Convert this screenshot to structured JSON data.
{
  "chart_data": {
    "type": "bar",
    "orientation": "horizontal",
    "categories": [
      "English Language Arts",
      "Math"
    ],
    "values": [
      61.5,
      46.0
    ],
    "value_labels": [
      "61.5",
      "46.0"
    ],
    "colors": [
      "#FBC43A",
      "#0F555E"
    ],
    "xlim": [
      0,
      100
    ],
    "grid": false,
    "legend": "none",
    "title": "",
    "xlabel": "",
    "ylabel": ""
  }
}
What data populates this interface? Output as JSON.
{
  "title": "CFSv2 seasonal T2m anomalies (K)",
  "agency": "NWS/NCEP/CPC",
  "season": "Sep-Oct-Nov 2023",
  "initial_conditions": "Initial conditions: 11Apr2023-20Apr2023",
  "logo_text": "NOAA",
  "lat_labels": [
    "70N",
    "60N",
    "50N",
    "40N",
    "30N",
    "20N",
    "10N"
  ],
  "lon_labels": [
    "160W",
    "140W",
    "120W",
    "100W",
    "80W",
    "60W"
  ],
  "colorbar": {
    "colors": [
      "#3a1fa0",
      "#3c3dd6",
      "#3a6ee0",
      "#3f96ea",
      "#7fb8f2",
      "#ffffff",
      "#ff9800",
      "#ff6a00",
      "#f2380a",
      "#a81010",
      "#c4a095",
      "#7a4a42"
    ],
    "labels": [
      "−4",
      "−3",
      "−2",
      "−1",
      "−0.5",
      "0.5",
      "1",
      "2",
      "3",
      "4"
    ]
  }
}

**OBJECTIVE**
Your task is to repeat every line exactly.

**EXERCISE ANSWER**
Convert this screenshot to structured JSON data.
{
  "chart_data": {
    "type": "bar",
    "orientation": "horizontal",
    "categories": [
      "English Language Arts",
      "Math"
    ],
    "values": [
      61.5,
      46.0
    ],
    "value_labels": [
      "61.5",
      "46.0"
    ],
    "colors": [
      "#FBC43A",
      "#0F555E"
    ],
    "xlim": [
      0,
      100
    ],
    "grid": false,
    "legend": "none",
    "title": "",
    "xlabel": "",
    "ylabel": ""
  }
}
What data populates this interface? Output as JSON.
{
  "title": "CFSv2 seasonal T2m anomalies (K)",
  "agency": "NWS/NCEP/CPC",
  "season": "Sep-Oct-Nov 2023",
  "initial_conditions": "Initial conditions: 11Apr2023-20Apr2023",
  "logo_text": "NOAA",
  "lat_labels": [
    "70N",
    "60N",
    "50N",
    "40N",
    "30N",
    "20N",
    "10N"
  ],
  "lon_labels": [
    "160W",
    "140W",
    "120W",
    "100W",
    "80W",
    "60W"
  ],
  "colorbar": {
    "colors": [
      "#3a1fa0",
      "#3c3dd6",
      "#3a6ee0",
      "#3f96ea",
      "#7fb8f2",
      "#ffffff",
      "#ff9800",
      "#ff6a00",
      "#f2380a",
      "#a81010",
      "#c4a095",
      "#7a4a42"
    ],
    "labels": [
      "−4",
      "−3",
      "−2",
      "−1",
      "−0.5",
      "0.5",
      "1",
      "2",
      "3",
      "4"
    ]
  }
}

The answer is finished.